Task description: Reproduce the records exactly.

[Part of a data file]
■ ■ ■ ■ ■

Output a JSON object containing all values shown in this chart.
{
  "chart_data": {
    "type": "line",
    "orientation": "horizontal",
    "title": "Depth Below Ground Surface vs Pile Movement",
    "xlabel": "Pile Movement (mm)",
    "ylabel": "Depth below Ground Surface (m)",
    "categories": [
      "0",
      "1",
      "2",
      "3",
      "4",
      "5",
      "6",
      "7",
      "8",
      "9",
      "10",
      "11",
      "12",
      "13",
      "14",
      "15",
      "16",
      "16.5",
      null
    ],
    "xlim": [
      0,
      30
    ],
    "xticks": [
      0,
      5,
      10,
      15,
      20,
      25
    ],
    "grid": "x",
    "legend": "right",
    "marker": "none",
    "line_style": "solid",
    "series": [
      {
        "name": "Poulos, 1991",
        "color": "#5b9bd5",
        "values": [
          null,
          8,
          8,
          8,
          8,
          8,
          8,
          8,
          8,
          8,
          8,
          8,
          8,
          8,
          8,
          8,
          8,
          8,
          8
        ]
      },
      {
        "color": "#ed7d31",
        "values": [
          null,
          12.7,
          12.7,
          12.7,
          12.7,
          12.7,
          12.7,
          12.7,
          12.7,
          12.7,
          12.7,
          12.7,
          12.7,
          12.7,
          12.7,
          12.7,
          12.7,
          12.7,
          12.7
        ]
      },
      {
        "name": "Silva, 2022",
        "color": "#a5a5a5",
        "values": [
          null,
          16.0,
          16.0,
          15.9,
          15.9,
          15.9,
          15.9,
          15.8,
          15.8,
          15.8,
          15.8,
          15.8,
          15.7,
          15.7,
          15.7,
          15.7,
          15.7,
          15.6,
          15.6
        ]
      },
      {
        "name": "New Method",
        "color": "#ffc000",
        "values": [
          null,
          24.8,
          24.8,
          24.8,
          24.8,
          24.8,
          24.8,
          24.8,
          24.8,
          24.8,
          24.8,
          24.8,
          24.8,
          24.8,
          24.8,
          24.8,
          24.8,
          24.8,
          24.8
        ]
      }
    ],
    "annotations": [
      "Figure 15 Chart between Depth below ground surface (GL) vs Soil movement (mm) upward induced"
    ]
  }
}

■ ■ ■ ■ ■

Task output:
Output a JSON object containing all values shown in this chart.
{
  "chart_data": {
    "type": "line",
    "orientation": "horizontal",
    "title": "Depth Below Ground Surface vs Pile Movement",
    "xlabel": "Pile Movement (mm)",
    "ylabel": "Depth below Ground Surface (m)",
    "categories": [
      "0",
      "1",
      "2",
      "3",
      "4",
      "5",
      "6",
      "7",
      "8",
      "9",
      "10",
      "11",
      "12",
      "13",
      "14",
      "15",
      "16",
      "16.5",
      null
    ],
    "xlim": [
      0,
      30
    ],
    "xticks": [
      0,
      5,
      10,
      15,
      20,
      25
    ],
    "grid": "x",
    "legend": "right",
    "marker": "none",
    "line_style": "solid",
    "series": [
      {
        "name": "Poulos, 1991",
        "color": "#5b9bd5",
        "values": [
          null,
          8,
          8,
          8,
          8,
          8,
          8,
          8,
          8,
          8,
          8,
          8,
          8,
          8,
          8,
          8,
          8,
          8,
          8
        ]
      },
      {
        "color": "#ed7d31",
        "values": [
          null,
          12.7,
          12.7,
          12.7,
          12.7,
          12.7,
          12.7,
          12.7,
          12.7,
          12.7,
          12.7,
          12.7,
          12.7,
          12.7,
          12.7,
          12.7,
          12.7,
          12.7,
          12.7
        ]
      },
      {
        "name": "Silva, 2022",
        "color": "#a5a5a5",
        "values": [
          null,
          16.0,
          16.0,
          15.9,
          15.9,
          15.9,
          15.9,
          15.8,
          15.8,
          15.8,
          15.8,
          15.8,
          15.7,
          15.7,
          15.7,
          15.7,
          15.7,
          15.6,
          15.6
        ]
      },
      {
        "name": "New Method",
        "color": "#ffc000",
        "values": [
          null,
          24.8,
          24.8,
          24.8,
          24.8,
          24.8,
          24.8,
          24.8,
          24.8,
          24.8,
          24.8,
          24.8,
          24.8,
          24.8,
          24.8,
          24.8,
          24.8,
          24.8,
          24.8
        ]
      }
    ],
    "annotations": [
      "Figure 15 Chart between Depth below ground surface (GL) vs Soil movement (mm) upward induced"
    ]
  }
}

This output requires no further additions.